**Enunciado a**
Com base no trecho sobre a Constituinte de 1988, explique em uma a três frases por que a eleição de 26 deputadas foi um dado inédito, mesmo sendo só 5,3% dos constituintes.

**Trecho do documento**
◇ ◇ ◇ ◇
“Lobby do batom”: Constituição de 88 teve participação de 26 mulheres
Bancada feminina ajudou a garantir avanços históricos na igualdade de direitos.
A Constituição Federal de 1988, conhecida como Constituição Cidadã, nasceu em meio ao processo de redemocratização que sucedeu mais de duas décadas de ditadura militar no Brasil. Para redigir o novo pacto social, foi convocada a Assembleia Nacional Constituinte, composta por 559 parlamentares – 487 deputados federais e 72 senadores – eleitos em 1986 com a missão de dar voz às demandas de liberdade, justiça e igualdade da sociedade.
Nesse cenário, um dado inédito marcou a história: naquele ano, 26 mulheres foram eleitas deputadas federais, representando 16 Estados e o Distrito Federal. Embora correspondessem a apenas 5,3% do total de constituintes, foi a maior participação feminina já registrada no parlamento brasileiro até então, em contraste com legislaturas anteriores, em que nunca mais de oito mulheres ocuparam cadeiras na Câmara.
◇ ◇ ◇ ◇
**Entradas fornecidas**

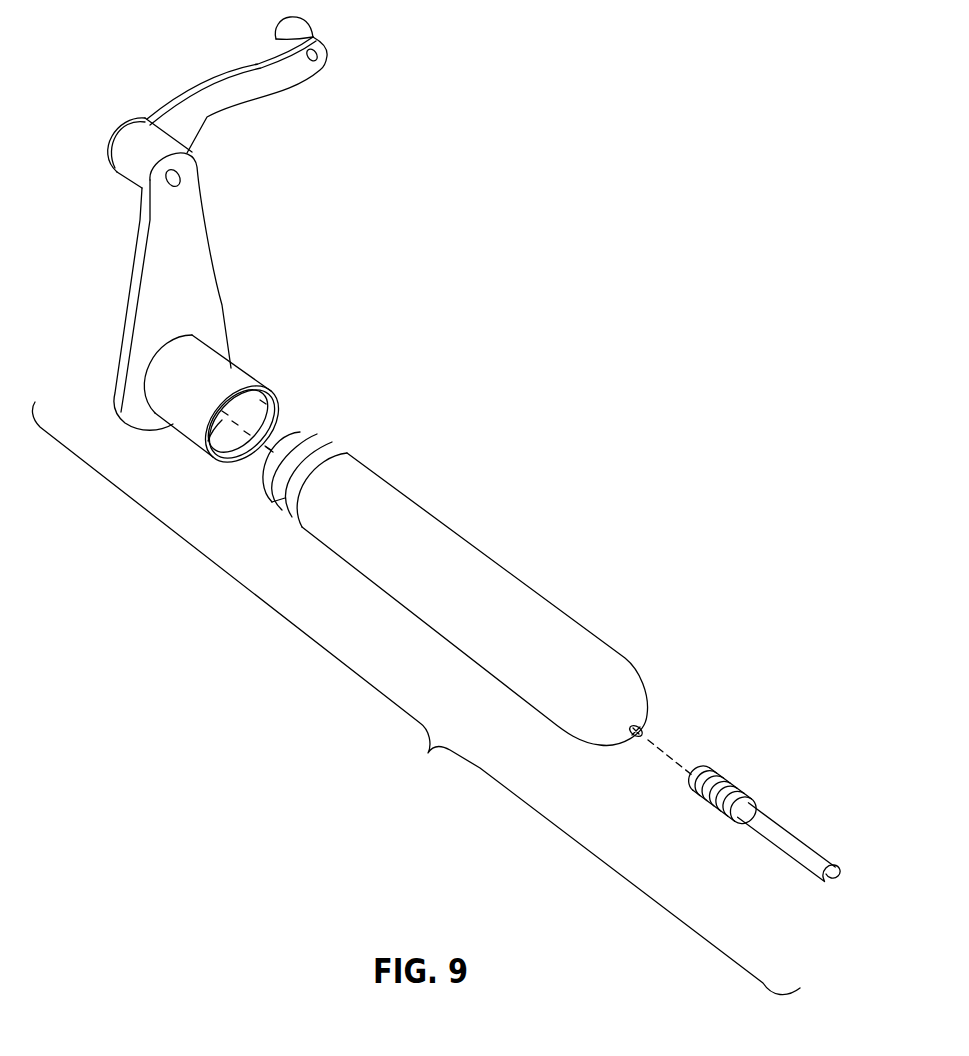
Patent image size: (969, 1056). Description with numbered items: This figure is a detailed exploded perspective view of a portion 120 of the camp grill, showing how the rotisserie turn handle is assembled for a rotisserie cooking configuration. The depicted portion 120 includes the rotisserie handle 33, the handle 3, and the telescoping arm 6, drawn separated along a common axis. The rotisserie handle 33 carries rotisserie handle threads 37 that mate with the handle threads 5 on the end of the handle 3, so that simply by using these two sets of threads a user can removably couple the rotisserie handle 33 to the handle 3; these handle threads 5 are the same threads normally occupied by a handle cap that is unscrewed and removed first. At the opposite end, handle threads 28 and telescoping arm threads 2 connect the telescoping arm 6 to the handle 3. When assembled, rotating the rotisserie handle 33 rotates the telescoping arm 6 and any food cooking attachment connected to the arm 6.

The portion of the camp grill 120 is at (416, 698).
The rotisserie handle 33 is at (233, 107).
The rotisserie handle threads 37 is at (262, 403).
The handle threads 5 is at (272, 502).
The handle 3 is at (498, 572).
The handle threads 28 is at (645, 728).
The telescoping arm threads 2 is at (728, 783).
The telescoping arm 6 is at (787, 840).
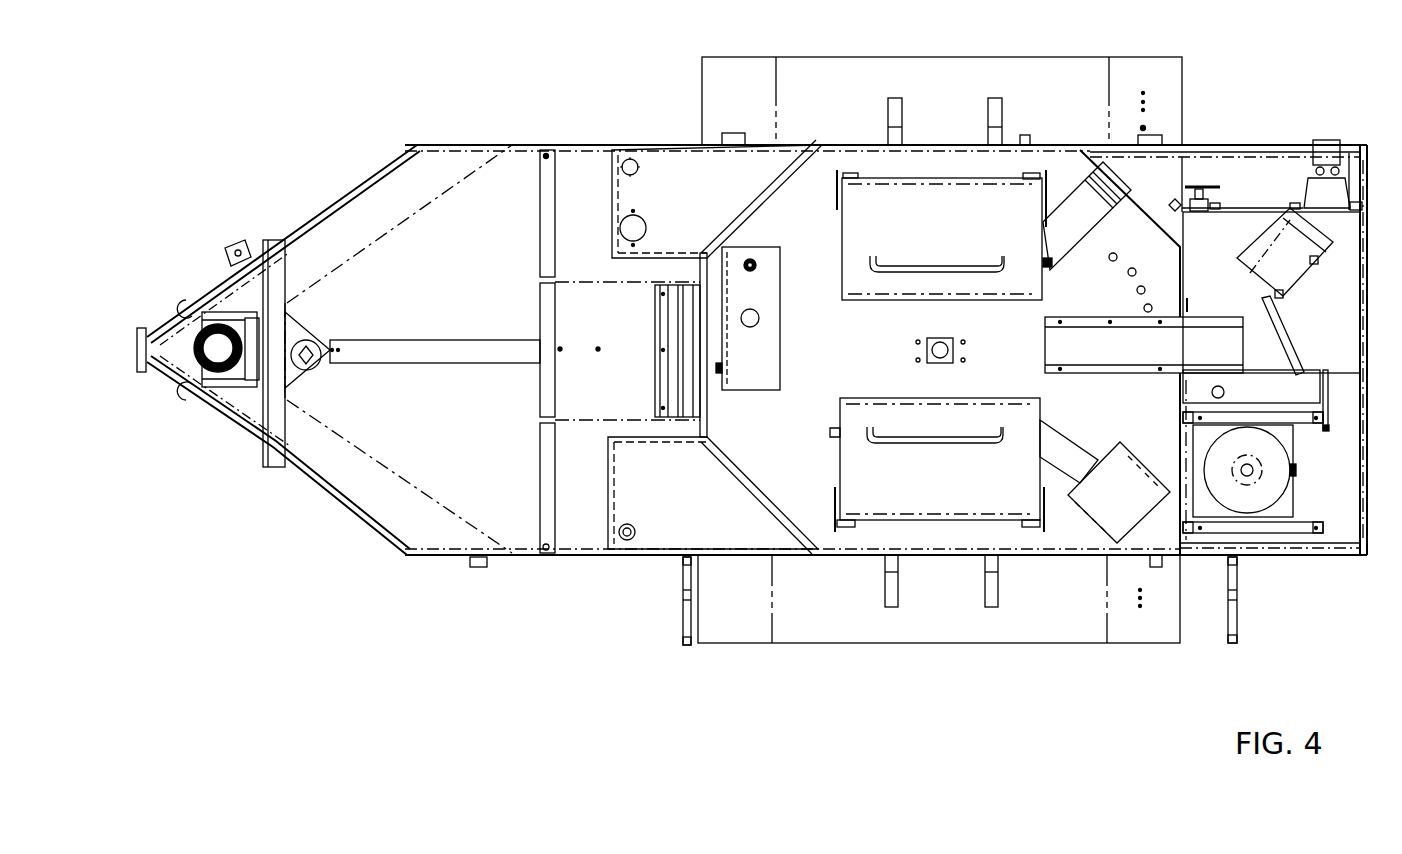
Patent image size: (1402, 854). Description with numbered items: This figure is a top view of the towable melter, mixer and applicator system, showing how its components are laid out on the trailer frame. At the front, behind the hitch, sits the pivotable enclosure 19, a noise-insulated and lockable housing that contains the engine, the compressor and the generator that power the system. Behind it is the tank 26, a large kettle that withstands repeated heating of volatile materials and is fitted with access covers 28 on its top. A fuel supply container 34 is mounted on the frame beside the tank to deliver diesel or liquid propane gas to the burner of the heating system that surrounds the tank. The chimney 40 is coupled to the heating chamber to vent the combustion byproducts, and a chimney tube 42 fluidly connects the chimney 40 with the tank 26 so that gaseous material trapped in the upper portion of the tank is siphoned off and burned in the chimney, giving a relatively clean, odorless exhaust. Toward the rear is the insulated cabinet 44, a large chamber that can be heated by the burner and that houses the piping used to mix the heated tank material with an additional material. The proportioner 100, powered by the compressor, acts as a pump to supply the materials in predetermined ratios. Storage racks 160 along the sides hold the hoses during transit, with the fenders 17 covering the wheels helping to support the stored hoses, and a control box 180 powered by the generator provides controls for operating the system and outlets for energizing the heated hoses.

The fenders 17 is at (961, 111).
The pivotable enclosure 19 is at (456, 302).
The tank 26 is at (866, 365).
The access covers 28 is at (956, 235).
The fuel supply container 34 is at (691, 512).
The chimney 40 is at (1133, 509).
The chimney tube 42 is at (1068, 447).
The insulated cabinet 44 is at (1351, 327).
The proportioner 100 is at (1262, 500).
The storage racks 160 is at (680, 603).
The control box 180 is at (1297, 250).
◇ ◇ ◇ ◇
**Enunciado b**
Por favor, reproduza sem alterações as linhas das entradas desde o início até a linha que contém "The rotisserie handle threads", incluindo essa linha. Deixe as imagens fora da resposta.

**Resposta a**
Foi a maior participação feminina já registrada no parlamento brasileiro até então. Nas legislaturas anteriores, nunca mais de oito mulheres haviam ocupado cadeiras na Câmara.

**Resposta b**
Patent image size: (969, 1056). Description with numbered items: This figure is a detailed exploded perspective view of a portion 120 of the camp grill, showing how the rotisserie turn handle is assembled for a rotisserie cooking configuration. The depicted portion 120 includes the rotisserie handle 33, the handle 3, and the telescoping arm 6, drawn separated along a common axis. The rotisserie handle 33 carries rotisserie handle threads 37 that mate with the handle threads 5 on the end of the handle 3, so that simply by using these two sets of threads a user can removably couple the rotisserie handle 33 to the handle 3; these handle threads 5 are the same threads normally occupied by a handle cap that is unscrewed and removed first. At the opposite end, handle threads 28 and telescoping arm threads 2 connect the telescoping arm 6 to the handle 3. When assembled, rotating the rotisserie handle 33 rotates the telescoping arm 6 and any food cooking attachment connected to the arm 6.

The portion of the camp grill 120 is at (416, 698).
The rotisserie handle 33 is at (233, 107).
The rotisserie handle threads 37 is at (262, 403).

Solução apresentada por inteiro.